**Exercise description:** Without the images, print all the entries below exactly as given.

**Dataset entries:**

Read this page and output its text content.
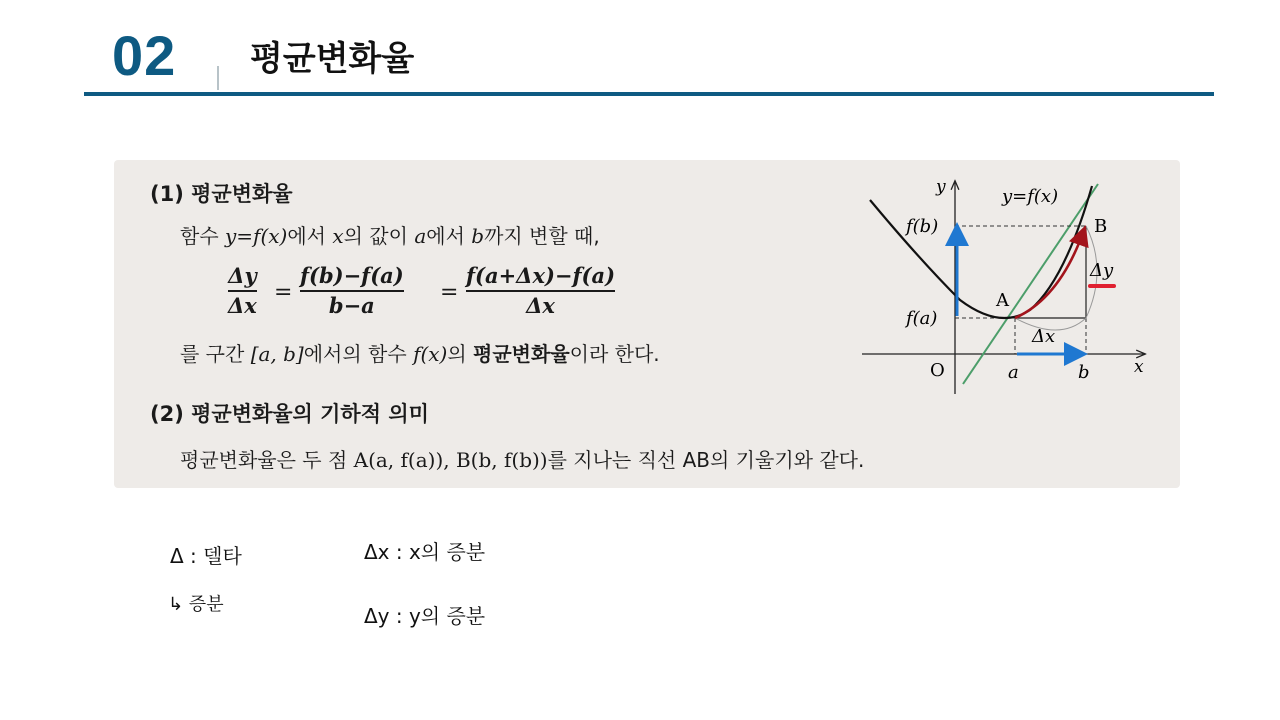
02 평균변화율
(1) 평균변화율
함수 y=f(x)에서 x의 값이 a에서 b까지 변할 때,
Δy
Δx
=
f(b)−f(a)
b−a
=
f(a+Δx)−f(a)
Δx
를 구간 [a, b]에서의 함수 f(x)의 평균변화율이라 한다.
(2) 평균변화율의 기하적 의미
평균변화율은 두 점 A(a, f(a)), B(b, f(b))를 지나는 직선 AB의 기울기와 같다.
y
x
O
y=f(x)
f(b)
f(a)
A
B
Δx
Δy
a	b
Δ : 델타
↳ 증분
Δx : x의 증분
Δy : y의 증분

**Exercise output:**
Read this page and output its text content.
02 평균변화율
(1) 평균변화율
함수 y=f(x)에서 x의 값이 a에서 b까지 변할 때,
Δy
Δx
=
f(b)−f(a)
b−a
=
f(a+Δx)−f(a)
Δx
를 구간 [a, b]에서의 함수 f(x)의 평균변화율이라 한다.
(2) 평균변화율의 기하적 의미
평균변화율은 두 점 A(a, f(a)), B(b, f(b))를 지나는 직선 AB의 기울기와 같다.
y
x
O
y=f(x)
f(b)
f(a)
A
B
Δx
Δy
a	b
Δ : 델타
↳ 증분
Δx : x의 증분
Δy : y의 증분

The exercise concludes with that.